* _Zitierter Text_:
Geradezu ein Lehrstück für die Arroganz des Westens lieferte kürzlich ein BBC-Interview, in welchem der Präsident von Guyana, einem Land an der Atlantikküste Südamerikas, von einem Journalisten der BBC befragt wurde. Zugespitzt – keine Zitation, aber den Kern des Gesprächs korrekt wiedergebend – verlief das Gespräch so:

Journalist: Sie wollen in den nächsten Jahren vor Ihrer Küste Öl und Gas im Wert von 150 Milliarden Dollar fördern. Das kann doch nicht Ihr Ernst sein! Das sind ja mehr als zwei Milliarden Tonnen Kohlenstoffemissionen, die Sie damit in die Atmosphäre jagen wollen. Wie können Sie nur?

Präsident: Moment mal, was fällt Ihnen denn ein? Ihre Welt, nicht meine, mit Ihrer industriellen Revolution hat schon 65 Prozent der Artenvielfalt der Erde zerstört. Wir dagegen haben uns einen Wald erhalten, der ein Vielfaches der emittierten Menge speichern kann.  Wir sind mit unseren Emissionen nettonull, Sie nicht. Stecken Sie sich Ihre Belehrungen also sonstwo hin. 

Natürlich war der ruppige Ton in Wirklichkeit um eine Winzigkeit höflicher, die Botschaft dagegen war aber wechselseitig (!) sehr klar. Dem Besserwisserwessi stand ein nicht zuletzt aufgrund des enormen Wirtschaftswachstums seines Landes äußerst selbstbewusster Präsident gegenüber, der es sich leisten konnte, Klartext zu sprechen.

* _Aufgaben_:
(a) Ändern Sie im Text über das BBC-Interview den Abschnitt von „Präsident: Moment mal, was“ bis „also sonstwo hin.“, indem Sie „Wald“ durch „Regenwald“ ersetzen, und geben Sie ihn wieder.
(b) Schreiben Sie den Text über das BBC-Interview mit dem Präsidenten von Guyana im Anschluss an seinen letzten Satz weiter.

* _Quelldaten_:

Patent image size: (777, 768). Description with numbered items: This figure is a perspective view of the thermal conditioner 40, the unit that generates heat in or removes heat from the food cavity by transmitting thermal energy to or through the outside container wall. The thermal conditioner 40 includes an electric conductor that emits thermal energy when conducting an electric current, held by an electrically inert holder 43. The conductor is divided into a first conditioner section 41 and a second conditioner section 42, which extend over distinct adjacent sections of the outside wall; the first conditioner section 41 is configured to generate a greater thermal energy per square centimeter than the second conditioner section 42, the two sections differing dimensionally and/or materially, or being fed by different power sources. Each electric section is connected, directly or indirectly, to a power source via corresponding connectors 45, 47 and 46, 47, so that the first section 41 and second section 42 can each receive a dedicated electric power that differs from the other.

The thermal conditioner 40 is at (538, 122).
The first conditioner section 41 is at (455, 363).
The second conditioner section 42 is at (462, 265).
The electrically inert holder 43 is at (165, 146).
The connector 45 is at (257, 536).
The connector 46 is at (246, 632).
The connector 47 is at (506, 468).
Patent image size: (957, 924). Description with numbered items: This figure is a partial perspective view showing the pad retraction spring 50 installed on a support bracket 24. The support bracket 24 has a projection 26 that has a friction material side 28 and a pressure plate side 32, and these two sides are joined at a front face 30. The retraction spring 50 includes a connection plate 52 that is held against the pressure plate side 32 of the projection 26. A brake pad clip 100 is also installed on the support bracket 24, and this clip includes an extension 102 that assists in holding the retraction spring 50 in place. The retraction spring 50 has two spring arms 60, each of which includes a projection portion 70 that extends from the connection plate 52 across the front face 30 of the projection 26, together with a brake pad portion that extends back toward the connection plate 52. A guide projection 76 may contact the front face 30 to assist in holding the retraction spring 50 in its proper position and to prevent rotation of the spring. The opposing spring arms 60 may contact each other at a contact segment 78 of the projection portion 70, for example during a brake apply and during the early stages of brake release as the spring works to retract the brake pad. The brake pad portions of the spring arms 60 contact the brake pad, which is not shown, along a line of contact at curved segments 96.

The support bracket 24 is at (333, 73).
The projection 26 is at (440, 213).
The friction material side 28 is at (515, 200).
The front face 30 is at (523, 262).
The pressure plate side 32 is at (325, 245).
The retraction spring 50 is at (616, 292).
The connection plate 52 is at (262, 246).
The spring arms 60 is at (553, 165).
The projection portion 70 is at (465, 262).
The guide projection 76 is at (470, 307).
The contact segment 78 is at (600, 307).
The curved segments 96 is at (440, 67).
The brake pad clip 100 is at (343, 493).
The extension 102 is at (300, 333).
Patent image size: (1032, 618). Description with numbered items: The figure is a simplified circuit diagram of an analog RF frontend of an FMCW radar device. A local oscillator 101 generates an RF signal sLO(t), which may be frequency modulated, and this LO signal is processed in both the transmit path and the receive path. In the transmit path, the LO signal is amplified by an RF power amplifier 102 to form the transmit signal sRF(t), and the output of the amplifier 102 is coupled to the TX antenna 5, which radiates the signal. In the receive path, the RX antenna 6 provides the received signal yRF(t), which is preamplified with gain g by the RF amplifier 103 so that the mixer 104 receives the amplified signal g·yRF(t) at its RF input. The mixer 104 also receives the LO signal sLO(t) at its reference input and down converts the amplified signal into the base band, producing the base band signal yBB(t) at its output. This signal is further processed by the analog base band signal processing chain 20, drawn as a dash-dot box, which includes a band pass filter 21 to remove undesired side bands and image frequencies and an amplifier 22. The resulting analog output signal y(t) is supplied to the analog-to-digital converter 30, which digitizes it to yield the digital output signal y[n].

* _Ergebnisse_:
(a)
Präsident: Moment mal, was fällt Ihnen denn ein? Ihre Welt, nicht meine, mit Ihrer industriellen Revolution hat schon 65 Prozent der Artenvielfalt der Erde zerstört. Wir dagegen haben uns einen Regenwald erhalten, der ein Vielfaches der emittierten Menge speichern kann.  Wir sind mit unseren Emissionen nettonull, Sie nicht. Stecken Sie sich Ihre Belehrungen also sonstwo hin.

(b)
Hören Sie auch schon die Einwände unserer Weltrettungsmoralisten? Aber aber, das Gesamtklimaziel, wir sind doch alle eine Welt, da kann er doch nicht einfach hemmungslos emittieren. Oder die Einwände der Klimafinanzjongleure? Aber aber, der könnte uns doch jede Menge Zertifikate verkaufen, schließlich sind wir die Industrieländer, wir brauchen das, der nicht, der kann doch auch gleich auf Solar umsteigen, da scheint doch immer die Sonne und Wind gibt´s da auch. 

BELEHRUNG – SELBSTGERECHTES EUROPA 

Selbstgerecht, egozentrisch – oder sollte ich besser sagen eurozentrisch –, scheinheilig, so wirken wir nicht selten auf den Rest der Welt. Wir, der Westen. Wir, die EU. Wir, die Deutschen, in der dauerbelehrenden Attitüde insbesondere der Grünen leider sogar ganz besonders. Und dieser Präsident eines erst seit kurzem aufstrebenden südamerikanischen Landes hielt letztlich uns in diesem Interview einfach einmal den Spiegel vor.  

Dabei sind es doch Leute wie er, denen besonders Deutschland, seit die Ampel im September 2021 das Ruder übernommen hat, nun mal so richtig zeigen wollte, wo der globale Energiewendehammer hängt. Mit hochfliegenden Träumen war die Ampel gestartet. Der Plan: Deutschland als elitäre Spitze der Retter vor dem bevorstehenden Klimaarmageddon endlich in  Siebenmeilenschritten Richtung CO2-freie Zukunft führen.  Und die ganze Welt, so die an Naivität nur schwer zu toppende Illusion, schaut uns dabei bewundernd zu, sieht, wie wunderbar die schöne neue Welt sein kann, lernt mit uns und folgt sodann dem großen Vorbild aus Europa. 

Nun, inzwischen dämmert es wohl auch dem letzten Traumtänzer, das kam alles ziemlich anders. Tatsächlich schaut man in der Ferne auf uns und lernt. Nämlich wie man es nicht macht. Wie man Menschen, die durchaus bereit für eine durchdachte energetische Weiterentwicklung unseres Landes waren, auf die Palme bringt und in mehr als begründete Verarmungssorgen treibt. Wie selbsternannte vermeintliche Weltenretter erst abheben, sich dann alsbald verheben, straucheln und abstürzen. Ohne Augenmaß, ohne Bodenhaftung, ohne Blick fürs Ganze.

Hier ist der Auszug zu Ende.